Written exercise:
Repeat every record below exactly, leaving out the pictures.

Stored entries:

§ §

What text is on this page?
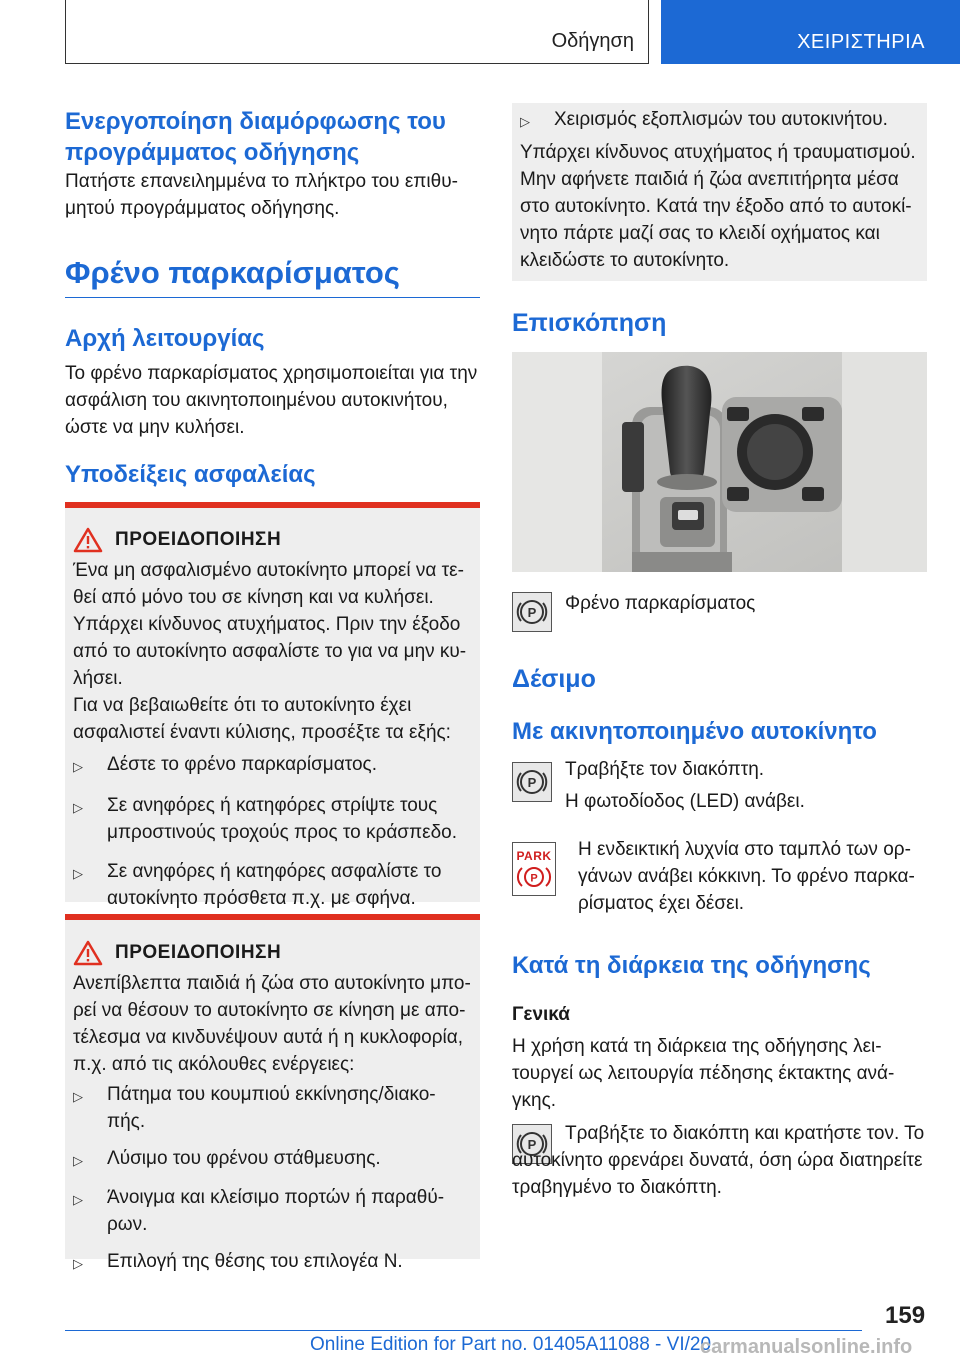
Οδήγηση	ΧΕΙΡΙΣΤΗΡΙΑ
Ενεργοποίηση διαμόρφωσης του προγράμματος οδήγησης
Πατήστε επανειλημμένα το πλήκτρο του επιθυ-μητού προγράμματος οδήγησης.
Φρένο παρκαρίσματος
Αρχή λειτουργίας
Το φρένο παρκαρίσματος χρησιμοποιείται για την ασφάλιση του ακινητοποιημένου αυτοκινήτου, ώστε να μην κυλήσει.
Υποδείξεις ασφαλείας
ΠΡΟΕΙΔΟΠΟΙΗΣΗ
Ένα μη ασφαλισμένο αυτοκίνητο μπορεί να τε-θεί από μόνο του σε κίνηση και να κυλήσει. Υπάρχει κίνδυνος ατυχήματος. Πριν την έξοδο από το αυτοκίνητο ασφαλίστε το για να μην κυ-λήσει.
Για να βεβαιωθείτε ότι το αυτοκίνητο έχει ασφαλιστεί έναντι κύλισης, προσέξτε τα εξής:
▷	Δέστε το φρένο παρκαρίσματος.
▷	Σε ανηφόρες ή κατηφόρες στρίψτε τους μπροστινούς τροχούς προς το κράσπεδο.
▷	Σε ανηφόρες ή κατηφόρες ασφαλίστε το αυτοκίνητο πρόσθετα π.χ. με σφήνα.
ΠΡΟΕΙΔΟΠΟΙΗΣΗ
Ανεπίβλεπτα παιδιά ή ζώα στο αυτοκίνητο μπο-ρεί να θέσουν το αυτοκίνητο σε κίνηση με απο-τέλεσμα να κινδυνέψουν αυτά ή η κυκλοφορία, π.χ. από τις ακόλουθες ενέργειες:
▷	Πάτημα του κουμπιού εκκίνησης/διακο-πής.
▷	Λύσιμο του φρένου στάθμευσης.
▷	Άνοιγμα και κλείσιμο πορτών ή παραθύ-ρων.
▷	Επιλογή της θέσης του επιλογέα N.
▷	Χειρισμός εξοπλισμών του αυτοκινήτου.
Υπάρχει κίνδυνος ατυχήματος ή τραυματισμού. Μην αφήνετε παιδιά ή ζώα ανεπιτήρητα μέσα στο αυτοκίνητο. Κατά την έξοδο από το αυτοκί-νητο πάρτε μαζί σας το κλειδί οχήματος και κλειδώστε το αυτοκίνητο.
Επισκόπηση
P Φρένο παρκαρίσματος
Δέσιμο
Με ακινητοποιημένο αυτοκίνητο
P
Τραβήξτε τον διακόπτη.
Η φωτοδίοδος (LED) ανάβει.
PARK
P
Η ενδεικτική λυχνία στο ταμπλό των ορ-γάνων ανάβει κόκκινη. Το φρένο παρκα-ρίσματος έχει δέσει.
Κατά τη διάρκεια της οδήγησης
Γενικά
Η χρήση κατά τη διάρκεια της οδήγησης λει-τουργεί ως λειτουργία πέδησης έκτακτης ανά-γκης.
P
Τραβήξτε το διακόπτη και κρατήστε τον. Το αυτοκίνητο φρενάρει δυνατά, όση ώρα διατηρείτε τραβηγμένο το διακόπτη.
159
Online Edition for Part no. 01405A11088 - VI/20
carmanualsonline.info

§ §

Exercise response:
What text is on this page?
Οδήγηση	ΧΕΙΡΙΣΤΗΡΙΑ
Ενεργοποίηση διαμόρφωσης του προγράμματος οδήγησης
Πατήστε επανειλημμένα το πλήκτρο του επιθυ-μητού προγράμματος οδήγησης.
Φρένο παρκαρίσματος
Αρχή λειτουργίας
Το φρένο παρκαρίσματος χρησιμοποιείται για την ασφάλιση του ακινητοποιημένου αυτοκινήτου, ώστε να μην κυλήσει.
Υποδείξεις ασφαλείας
ΠΡΟΕΙΔΟΠΟΙΗΣΗ
Ένα μη ασφαλισμένο αυτοκίνητο μπορεί να τε-θεί από μόνο του σε κίνηση και να κυλήσει. Υπάρχει κίνδυνος ατυχήματος. Πριν την έξοδο από το αυτοκίνητο ασφαλίστε το για να μην κυ-λήσει.
Για να βεβαιωθείτε ότι το αυτοκίνητο έχει ασφαλιστεί έναντι κύλισης, προσέξτε τα εξής:
▷	Δέστε το φρένο παρκαρίσματος.
▷	Σε ανηφόρες ή κατηφόρες στρίψτε τους μπροστινούς τροχούς προς το κράσπεδο.
▷	Σε ανηφόρες ή κατηφόρες ασφαλίστε το αυτοκίνητο πρόσθετα π.χ. με σφήνα.
ΠΡΟΕΙΔΟΠΟΙΗΣΗ
Ανεπίβλεπτα παιδιά ή ζώα στο αυτοκίνητο μπο-ρεί να θέσουν το αυτοκίνητο σε κίνηση με απο-τέλεσμα να κινδυνέψουν αυτά ή η κυκλοφορία, π.χ. από τις ακόλουθες ενέργειες:
▷	Πάτημα του κουμπιού εκκίνησης/διακο-πής.
▷	Λύσιμο του φρένου στάθμευσης.
▷	Άνοιγμα και κλείσιμο πορτών ή παραθύ-ρων.
▷	Επιλογή της θέσης του επιλογέα N.
▷	Χειρισμός εξοπλισμών του αυτοκινήτου.
Υπάρχει κίνδυνος ατυχήματος ή τραυματισμού. Μην αφήνετε παιδιά ή ζώα ανεπιτήρητα μέσα στο αυτοκίνητο. Κατά την έξοδο από το αυτοκί-νητο πάρτε μαζί σας το κλειδί οχήματος και κλειδώστε το αυτοκίνητο.
Επισκόπηση
P Φρένο παρκαρίσματος
Δέσιμο
Με ακινητοποιημένο αυτοκίνητο
P
Τραβήξτε τον διακόπτη.
Η φωτοδίοδος (LED) ανάβει.
PARK
P
Η ενδεικτική λυχνία στο ταμπλό των ορ-γάνων ανάβει κόκκινη. Το φρένο παρκα-ρίσματος έχει δέσει.
Κατά τη διάρκεια της οδήγησης
Γενικά
Η χρήση κατά τη διάρκεια της οδήγησης λει-τουργεί ως λειτουργία πέδησης έκτακτης ανά-γκης.
P
Τραβήξτε το διακόπτη και κρατήστε τον. Το αυτοκίνητο φρενάρει δυνατά, όση ώρα διατηρείτε τραβηγμένο το διακόπτη.
159
Online Edition for Part no. 01405A11088 - VI/20
carmanualsonline.info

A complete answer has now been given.